> [GIVEN INSTRUCTION] Output all lines exactly.

-- begin DATA EXTRACT --

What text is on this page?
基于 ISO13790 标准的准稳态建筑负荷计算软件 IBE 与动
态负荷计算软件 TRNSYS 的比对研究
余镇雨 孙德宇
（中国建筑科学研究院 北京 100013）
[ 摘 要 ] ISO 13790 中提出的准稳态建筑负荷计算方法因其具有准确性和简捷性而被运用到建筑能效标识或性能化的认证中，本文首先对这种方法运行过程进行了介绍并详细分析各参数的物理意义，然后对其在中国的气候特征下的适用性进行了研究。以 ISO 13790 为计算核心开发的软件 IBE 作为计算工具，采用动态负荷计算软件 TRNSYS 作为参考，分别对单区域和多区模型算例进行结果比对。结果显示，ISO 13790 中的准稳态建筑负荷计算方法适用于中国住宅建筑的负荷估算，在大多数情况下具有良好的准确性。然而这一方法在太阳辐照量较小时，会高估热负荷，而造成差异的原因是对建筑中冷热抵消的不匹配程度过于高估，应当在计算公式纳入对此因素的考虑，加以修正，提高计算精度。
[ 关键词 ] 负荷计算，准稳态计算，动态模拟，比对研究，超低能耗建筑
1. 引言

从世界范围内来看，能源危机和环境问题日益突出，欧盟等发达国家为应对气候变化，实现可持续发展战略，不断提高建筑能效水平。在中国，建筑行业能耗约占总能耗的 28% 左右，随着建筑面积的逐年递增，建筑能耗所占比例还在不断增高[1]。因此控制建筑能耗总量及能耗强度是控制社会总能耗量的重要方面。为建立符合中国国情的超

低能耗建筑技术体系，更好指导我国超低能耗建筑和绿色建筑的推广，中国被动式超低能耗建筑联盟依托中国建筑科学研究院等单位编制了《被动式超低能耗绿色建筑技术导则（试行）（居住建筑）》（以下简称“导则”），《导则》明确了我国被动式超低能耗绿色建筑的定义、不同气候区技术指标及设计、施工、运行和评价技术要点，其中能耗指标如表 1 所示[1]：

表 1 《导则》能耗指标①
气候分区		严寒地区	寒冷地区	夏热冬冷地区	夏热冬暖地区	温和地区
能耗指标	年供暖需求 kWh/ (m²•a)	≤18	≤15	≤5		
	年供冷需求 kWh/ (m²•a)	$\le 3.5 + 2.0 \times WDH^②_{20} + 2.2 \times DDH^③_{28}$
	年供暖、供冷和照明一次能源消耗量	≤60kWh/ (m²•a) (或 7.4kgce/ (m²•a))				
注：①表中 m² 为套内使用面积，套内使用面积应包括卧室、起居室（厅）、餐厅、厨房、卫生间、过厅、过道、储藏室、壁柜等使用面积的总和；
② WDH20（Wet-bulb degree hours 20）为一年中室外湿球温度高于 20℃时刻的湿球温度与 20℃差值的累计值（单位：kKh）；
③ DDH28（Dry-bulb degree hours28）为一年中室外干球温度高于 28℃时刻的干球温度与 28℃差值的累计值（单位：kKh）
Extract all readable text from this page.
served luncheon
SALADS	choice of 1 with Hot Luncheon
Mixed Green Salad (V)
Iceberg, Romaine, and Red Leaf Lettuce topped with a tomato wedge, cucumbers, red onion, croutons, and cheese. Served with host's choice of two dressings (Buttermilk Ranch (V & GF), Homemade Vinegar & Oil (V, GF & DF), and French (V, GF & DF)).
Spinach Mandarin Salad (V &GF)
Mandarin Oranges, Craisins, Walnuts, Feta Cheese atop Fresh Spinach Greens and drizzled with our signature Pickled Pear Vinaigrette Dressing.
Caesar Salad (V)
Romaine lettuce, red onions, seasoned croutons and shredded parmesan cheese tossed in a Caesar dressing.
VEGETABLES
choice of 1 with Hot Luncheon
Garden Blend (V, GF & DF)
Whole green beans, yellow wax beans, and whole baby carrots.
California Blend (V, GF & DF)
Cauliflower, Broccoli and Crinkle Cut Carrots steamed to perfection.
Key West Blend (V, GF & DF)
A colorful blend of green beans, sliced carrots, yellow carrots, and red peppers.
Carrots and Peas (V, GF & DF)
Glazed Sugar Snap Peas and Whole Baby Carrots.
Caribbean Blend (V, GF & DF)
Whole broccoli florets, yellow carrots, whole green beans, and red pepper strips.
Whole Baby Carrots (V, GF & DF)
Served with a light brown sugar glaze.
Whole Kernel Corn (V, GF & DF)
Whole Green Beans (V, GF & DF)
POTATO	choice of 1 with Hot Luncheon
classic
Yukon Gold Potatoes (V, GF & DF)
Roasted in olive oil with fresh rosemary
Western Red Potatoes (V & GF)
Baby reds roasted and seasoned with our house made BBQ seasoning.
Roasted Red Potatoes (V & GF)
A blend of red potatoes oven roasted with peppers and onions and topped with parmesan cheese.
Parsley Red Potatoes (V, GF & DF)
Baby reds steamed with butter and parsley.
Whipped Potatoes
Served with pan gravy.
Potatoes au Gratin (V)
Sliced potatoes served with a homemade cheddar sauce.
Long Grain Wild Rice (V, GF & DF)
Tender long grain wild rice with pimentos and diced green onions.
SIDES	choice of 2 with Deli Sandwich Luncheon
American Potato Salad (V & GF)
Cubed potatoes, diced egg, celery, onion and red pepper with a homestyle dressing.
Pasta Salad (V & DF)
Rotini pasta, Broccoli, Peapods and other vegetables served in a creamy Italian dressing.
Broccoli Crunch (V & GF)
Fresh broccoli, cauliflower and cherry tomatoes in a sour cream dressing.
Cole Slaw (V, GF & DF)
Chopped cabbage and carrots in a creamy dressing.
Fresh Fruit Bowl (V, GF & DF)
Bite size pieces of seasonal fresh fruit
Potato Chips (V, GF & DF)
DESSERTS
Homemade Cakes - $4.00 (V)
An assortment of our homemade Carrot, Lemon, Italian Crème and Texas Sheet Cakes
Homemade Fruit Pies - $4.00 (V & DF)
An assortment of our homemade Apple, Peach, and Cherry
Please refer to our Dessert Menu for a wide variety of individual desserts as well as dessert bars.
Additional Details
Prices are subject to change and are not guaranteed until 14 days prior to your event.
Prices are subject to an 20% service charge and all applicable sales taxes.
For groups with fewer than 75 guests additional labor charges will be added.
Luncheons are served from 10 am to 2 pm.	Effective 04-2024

-- end DATA EXTRACT --

> [TASK SOLUTION]
What text is on this page?
基于 ISO13790 标准的准稳态建筑负荷计算软件 IBE 与动
态负荷计算软件 TRNSYS 的比对研究
余镇雨 孙德宇
（中国建筑科学研究院 北京 100013）
[ 摘 要 ] ISO 13790 中提出的准稳态建筑负荷计算方法因其具有准确性和简捷性而被运用到建筑能效标识或性能化的认证中，本文首先对这种方法运行过程进行了介绍并详细分析各参数的物理意义，然后对其在中国的气候特征下的适用性进行了研究。以 ISO 13790 为计算核心开发的软件 IBE 作为计算工具，采用动态负荷计算软件 TRNSYS 作为参考，分别对单区域和多区模型算例进行结果比对。结果显示，ISO 13790 中的准稳态建筑负荷计算方法适用于中国住宅建筑的负荷估算，在大多数情况下具有良好的准确性。然而这一方法在太阳辐照量较小时，会高估热负荷，而造成差异的原因是对建筑中冷热抵消的不匹配程度过于高估，应当在计算公式纳入对此因素的考虑，加以修正，提高计算精度。
[ 关键词 ] 负荷计算，准稳态计算，动态模拟，比对研究，超低能耗建筑
1. 引言

从世界范围内来看，能源危机和环境问题日益突出，欧盟等发达国家为应对气候变化，实现可持续发展战略，不断提高建筑能效水平。在中国，建筑行业能耗约占总能耗的 28% 左右，随着建筑面积的逐年递增，建筑能耗所占比例还在不断增高[1]。因此控制建筑能耗总量及能耗强度是控制社会总能耗量的重要方面。为建立符合中国国情的超

低能耗建筑技术体系，更好指导我国超低能耗建筑和绿色建筑的推广，中国被动式超低能耗建筑联盟依托中国建筑科学研究院等单位编制了《被动式超低能耗绿色建筑技术导则（试行）（居住建筑）》（以下简称“导则”），《导则》明确了我国被动式超低能耗绿色建筑的定义、不同气候区技术指标及设计、施工、运行和评价技术要点，其中能耗指标如表 1 所示[1]：

表 1 《导则》能耗指标①
气候分区		严寒地区	寒冷地区	夏热冬冷地区	夏热冬暖地区	温和地区
能耗指标	年供暖需求 kWh/ (m²•a)	≤18	≤15	≤5		
	年供冷需求 kWh/ (m²•a)	$\le 3.5 + 2.0 \times WDH^②_{20} + 2.2 \times DDH^③_{28}$
	年供暖、供冷和照明一次能源消耗量	≤60kWh/ (m²•a) (或 7.4kgce/ (m²•a))				
注：①表中 m² 为套内使用面积，套内使用面积应包括卧室、起居室（厅）、餐厅、厨房、卫生间、过厅、过道、储藏室、壁柜等使用面积的总和；
② WDH20（Wet-bulb degree hours 20）为一年中室外湿球温度高于 20℃时刻的湿球温度与 20℃差值的累计值（单位：kKh）；
③ DDH28（Dry-bulb degree hours28）为一年中室外干球温度高于 28℃时刻的干球温度与 28℃差值的累计值（单位：kKh）
Extract all readable text from this page.
served luncheon
SALADS	choice of 1 with Hot Luncheon
Mixed Green Salad (V)
Iceberg, Romaine, and Red Leaf Lettuce topped with a tomato wedge, cucumbers, red onion, croutons, and cheese. Served with host's choice of two dressings (Buttermilk Ranch (V & GF), Homemade Vinegar & Oil (V, GF & DF), and French (V, GF & DF)).
Spinach Mandarin Salad (V &GF)
Mandarin Oranges, Craisins, Walnuts, Feta Cheese atop Fresh Spinach Greens and drizzled with our signature Pickled Pear Vinaigrette Dressing.
Caesar Salad (V)
Romaine lettuce, red onions, seasoned croutons and shredded parmesan cheese tossed in a Caesar dressing.
VEGETABLES
choice of 1 with Hot Luncheon
Garden Blend (V, GF & DF)
Whole green beans, yellow wax beans, and whole baby carrots.
California Blend (V, GF & DF)
Cauliflower, Broccoli and Crinkle Cut Carrots steamed to perfection.
Key West Blend (V, GF & DF)
A colorful blend of green beans, sliced carrots, yellow carrots, and red peppers.
Carrots and Peas (V, GF & DF)
Glazed Sugar Snap Peas and Whole Baby Carrots.
Caribbean Blend (V, GF & DF)
Whole broccoli florets, yellow carrots, whole green beans, and red pepper strips.
Whole Baby Carrots (V, GF & DF)
Served with a light brown sugar glaze.
Whole Kernel Corn (V, GF & DF)
Whole Green Beans (V, GF & DF)
POTATO	choice of 1 with Hot Luncheon
classic
Yukon Gold Potatoes (V, GF & DF)
Roasted in olive oil with fresh rosemary
Western Red Potatoes (V & GF)
Baby reds roasted and seasoned with our house made BBQ seasoning.
Roasted Red Potatoes (V & GF)
A blend of red potatoes oven roasted with peppers and onions and topped with parmesan cheese.
Parsley Red Potatoes (V, GF & DF)
Baby reds steamed with butter and parsley.
Whipped Potatoes
Served with pan gravy.
Potatoes au Gratin (V)
Sliced potatoes served with a homemade cheddar sauce.
Long Grain Wild Rice (V, GF & DF)
Tender long grain wild rice with pimentos and diced green onions.
SIDES	choice of 2 with Deli Sandwich Luncheon
American Potato Salad (V & GF)
Cubed potatoes, diced egg, celery, onion and red pepper with a homestyle dressing.
Pasta Salad (V & DF)
Rotini pasta, Broccoli, Peapods and other vegetables served in a creamy Italian dressing.
Broccoli Crunch (V & GF)
Fresh broccoli, cauliflower and cherry tomatoes in a sour cream dressing.
Cole Slaw (V, GF & DF)
Chopped cabbage and carrots in a creamy dressing.
Fresh Fruit Bowl (V, GF & DF)
Bite size pieces of seasonal fresh fruit
Potato Chips (V, GF & DF)
DESSERTS
Homemade Cakes - $4.00 (V)
An assortment of our homemade Carrot, Lemon, Italian Crème and Texas Sheet Cakes
Homemade Fruit Pies - $4.00 (V & DF)
An assortment of our homemade Apple, Peach, and Cherry
Please refer to our Dessert Menu for a wide variety of individual desserts as well as dessert bars.
Additional Details
Prices are subject to change and are not guaranteed until 14 days prior to your event.
Prices are subject to an 20% service charge and all applicable sales taxes.
For groups with fewer than 75 guests additional labor charges will be added.
Luncheons are served from 10 am to 2 pm.	Effective 04-2024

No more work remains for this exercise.